- [DATA EXTRACT]:
==================================================

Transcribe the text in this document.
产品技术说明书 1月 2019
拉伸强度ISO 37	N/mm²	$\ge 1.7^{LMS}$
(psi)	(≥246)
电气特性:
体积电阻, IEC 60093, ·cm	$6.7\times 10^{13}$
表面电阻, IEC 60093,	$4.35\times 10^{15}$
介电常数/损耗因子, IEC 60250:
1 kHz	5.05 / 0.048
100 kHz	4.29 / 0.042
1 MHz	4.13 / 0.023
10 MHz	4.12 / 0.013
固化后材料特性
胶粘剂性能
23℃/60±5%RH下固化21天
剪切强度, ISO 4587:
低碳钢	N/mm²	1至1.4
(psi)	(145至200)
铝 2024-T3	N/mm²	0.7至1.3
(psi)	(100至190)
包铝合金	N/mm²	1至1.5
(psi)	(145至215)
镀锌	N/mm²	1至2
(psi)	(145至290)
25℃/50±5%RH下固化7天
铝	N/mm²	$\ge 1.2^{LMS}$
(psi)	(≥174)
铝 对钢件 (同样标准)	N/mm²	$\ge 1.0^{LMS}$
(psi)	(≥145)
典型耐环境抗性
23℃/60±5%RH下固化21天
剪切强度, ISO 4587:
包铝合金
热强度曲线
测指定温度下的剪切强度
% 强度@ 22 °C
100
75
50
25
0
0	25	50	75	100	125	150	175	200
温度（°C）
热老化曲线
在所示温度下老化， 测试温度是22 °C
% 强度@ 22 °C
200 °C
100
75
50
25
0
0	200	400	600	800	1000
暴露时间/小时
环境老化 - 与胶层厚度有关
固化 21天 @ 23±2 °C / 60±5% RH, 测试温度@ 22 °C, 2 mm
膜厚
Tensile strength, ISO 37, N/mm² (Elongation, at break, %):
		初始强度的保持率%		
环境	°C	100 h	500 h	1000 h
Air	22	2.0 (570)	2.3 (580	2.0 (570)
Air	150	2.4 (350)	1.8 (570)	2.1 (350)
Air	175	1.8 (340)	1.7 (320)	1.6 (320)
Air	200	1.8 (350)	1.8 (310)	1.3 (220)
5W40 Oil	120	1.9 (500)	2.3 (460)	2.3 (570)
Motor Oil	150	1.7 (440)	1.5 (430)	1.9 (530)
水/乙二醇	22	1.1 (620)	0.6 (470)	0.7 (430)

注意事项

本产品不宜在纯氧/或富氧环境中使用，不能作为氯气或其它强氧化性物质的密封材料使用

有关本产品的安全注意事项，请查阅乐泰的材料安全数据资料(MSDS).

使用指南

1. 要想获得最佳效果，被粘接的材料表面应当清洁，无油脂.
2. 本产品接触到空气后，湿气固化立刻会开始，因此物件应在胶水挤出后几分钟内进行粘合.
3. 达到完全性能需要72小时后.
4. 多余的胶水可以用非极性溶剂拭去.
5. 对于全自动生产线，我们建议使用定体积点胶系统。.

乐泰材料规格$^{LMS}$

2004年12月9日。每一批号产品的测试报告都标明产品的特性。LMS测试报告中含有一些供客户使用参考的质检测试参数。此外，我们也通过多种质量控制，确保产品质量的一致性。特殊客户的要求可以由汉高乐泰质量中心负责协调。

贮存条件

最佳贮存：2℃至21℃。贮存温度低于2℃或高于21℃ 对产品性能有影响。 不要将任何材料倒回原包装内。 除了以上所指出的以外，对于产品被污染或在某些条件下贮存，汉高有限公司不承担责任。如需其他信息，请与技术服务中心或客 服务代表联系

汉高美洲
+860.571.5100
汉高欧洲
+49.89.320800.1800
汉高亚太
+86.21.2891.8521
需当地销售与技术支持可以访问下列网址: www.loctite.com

==================================================

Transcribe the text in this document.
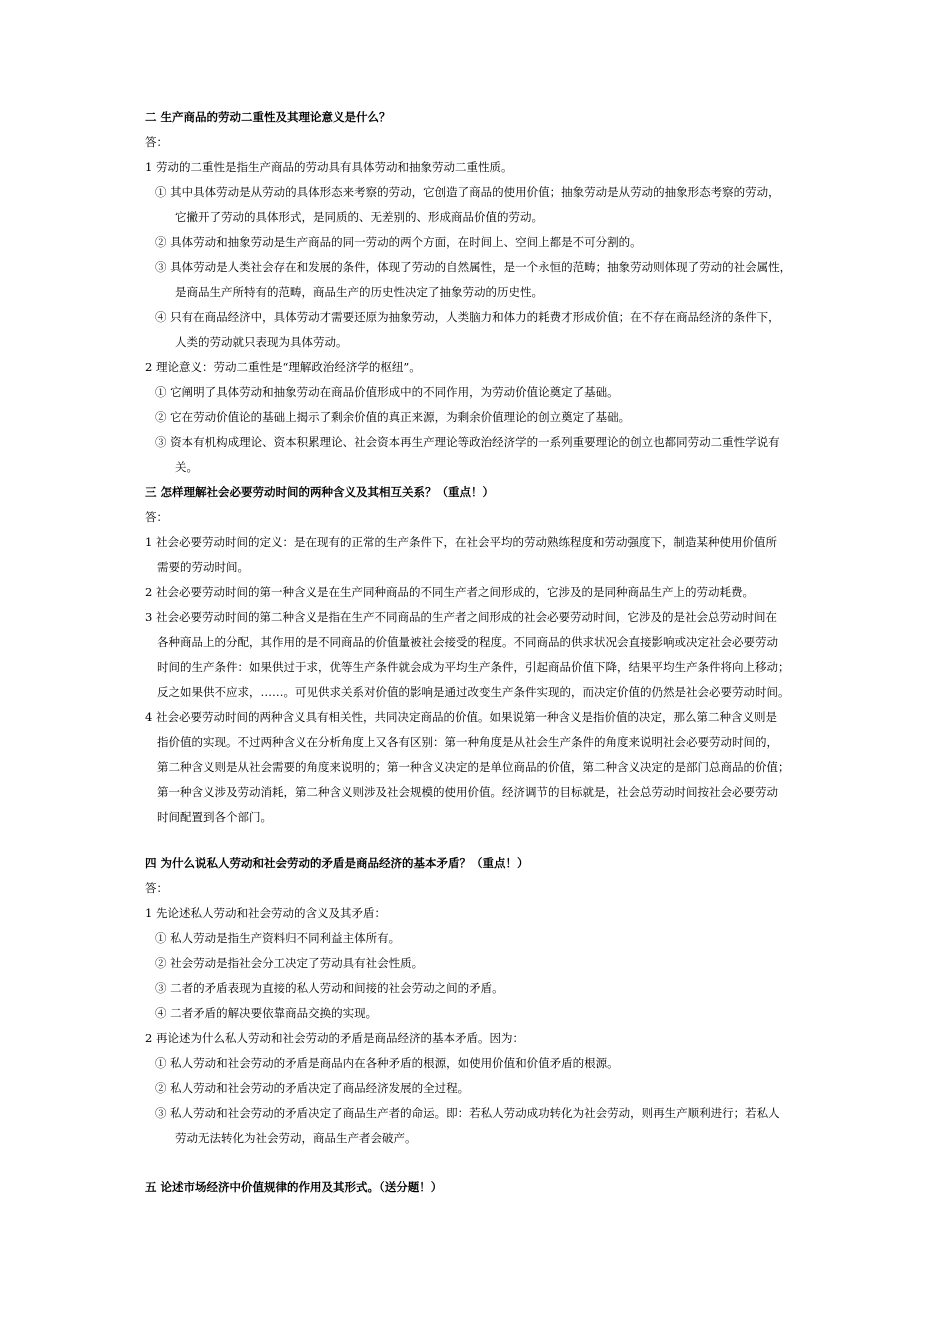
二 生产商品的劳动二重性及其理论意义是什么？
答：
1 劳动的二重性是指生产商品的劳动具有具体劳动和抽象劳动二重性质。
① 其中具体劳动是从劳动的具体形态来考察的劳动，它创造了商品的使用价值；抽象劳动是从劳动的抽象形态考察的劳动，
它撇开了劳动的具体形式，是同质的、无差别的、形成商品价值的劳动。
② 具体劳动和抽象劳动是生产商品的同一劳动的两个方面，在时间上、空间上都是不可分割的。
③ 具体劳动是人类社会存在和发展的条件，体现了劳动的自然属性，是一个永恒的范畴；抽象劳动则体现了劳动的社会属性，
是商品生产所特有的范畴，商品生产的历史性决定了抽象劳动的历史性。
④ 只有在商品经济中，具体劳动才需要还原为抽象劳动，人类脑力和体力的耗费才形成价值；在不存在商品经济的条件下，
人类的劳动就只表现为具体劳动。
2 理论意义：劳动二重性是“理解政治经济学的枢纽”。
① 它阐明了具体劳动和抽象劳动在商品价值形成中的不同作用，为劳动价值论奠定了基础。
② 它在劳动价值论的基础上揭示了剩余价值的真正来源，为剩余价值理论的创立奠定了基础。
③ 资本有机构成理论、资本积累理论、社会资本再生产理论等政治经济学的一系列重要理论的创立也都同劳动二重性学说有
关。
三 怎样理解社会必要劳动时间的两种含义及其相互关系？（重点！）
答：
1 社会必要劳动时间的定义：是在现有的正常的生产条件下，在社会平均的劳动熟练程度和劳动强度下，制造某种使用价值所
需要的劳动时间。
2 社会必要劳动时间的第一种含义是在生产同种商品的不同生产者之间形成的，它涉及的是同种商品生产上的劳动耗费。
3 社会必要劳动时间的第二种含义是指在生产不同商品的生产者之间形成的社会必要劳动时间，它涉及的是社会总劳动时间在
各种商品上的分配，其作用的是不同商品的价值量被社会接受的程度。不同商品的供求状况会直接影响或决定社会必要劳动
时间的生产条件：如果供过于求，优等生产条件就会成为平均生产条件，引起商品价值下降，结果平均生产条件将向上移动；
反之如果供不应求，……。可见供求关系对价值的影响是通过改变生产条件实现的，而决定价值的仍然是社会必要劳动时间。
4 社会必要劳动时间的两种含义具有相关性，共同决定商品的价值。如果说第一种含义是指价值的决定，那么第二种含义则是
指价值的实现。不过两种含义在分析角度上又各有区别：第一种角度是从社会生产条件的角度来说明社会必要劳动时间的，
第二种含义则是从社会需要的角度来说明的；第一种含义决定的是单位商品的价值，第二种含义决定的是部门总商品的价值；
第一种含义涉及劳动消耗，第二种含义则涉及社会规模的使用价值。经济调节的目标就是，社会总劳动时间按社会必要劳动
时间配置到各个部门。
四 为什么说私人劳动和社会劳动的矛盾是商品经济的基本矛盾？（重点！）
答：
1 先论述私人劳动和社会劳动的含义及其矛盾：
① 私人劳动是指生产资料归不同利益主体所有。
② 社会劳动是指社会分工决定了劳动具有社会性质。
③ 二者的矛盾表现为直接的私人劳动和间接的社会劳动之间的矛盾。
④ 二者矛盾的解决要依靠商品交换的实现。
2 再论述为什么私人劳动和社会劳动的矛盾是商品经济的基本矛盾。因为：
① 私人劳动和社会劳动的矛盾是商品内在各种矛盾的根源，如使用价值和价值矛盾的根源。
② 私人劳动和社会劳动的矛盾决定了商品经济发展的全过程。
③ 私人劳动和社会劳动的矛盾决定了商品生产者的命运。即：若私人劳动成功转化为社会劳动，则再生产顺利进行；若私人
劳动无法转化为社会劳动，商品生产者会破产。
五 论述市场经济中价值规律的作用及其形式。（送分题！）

==================================================

- [TASK PROMPT]:
Return each line where "times" shows up.

- [PROBLEM SOLUTION]:
体积电阻, IEC 60093, ·cm	$6.7\times 10^{13}$
表面电阻, IEC 60093,	$4.35\times 10^{15}$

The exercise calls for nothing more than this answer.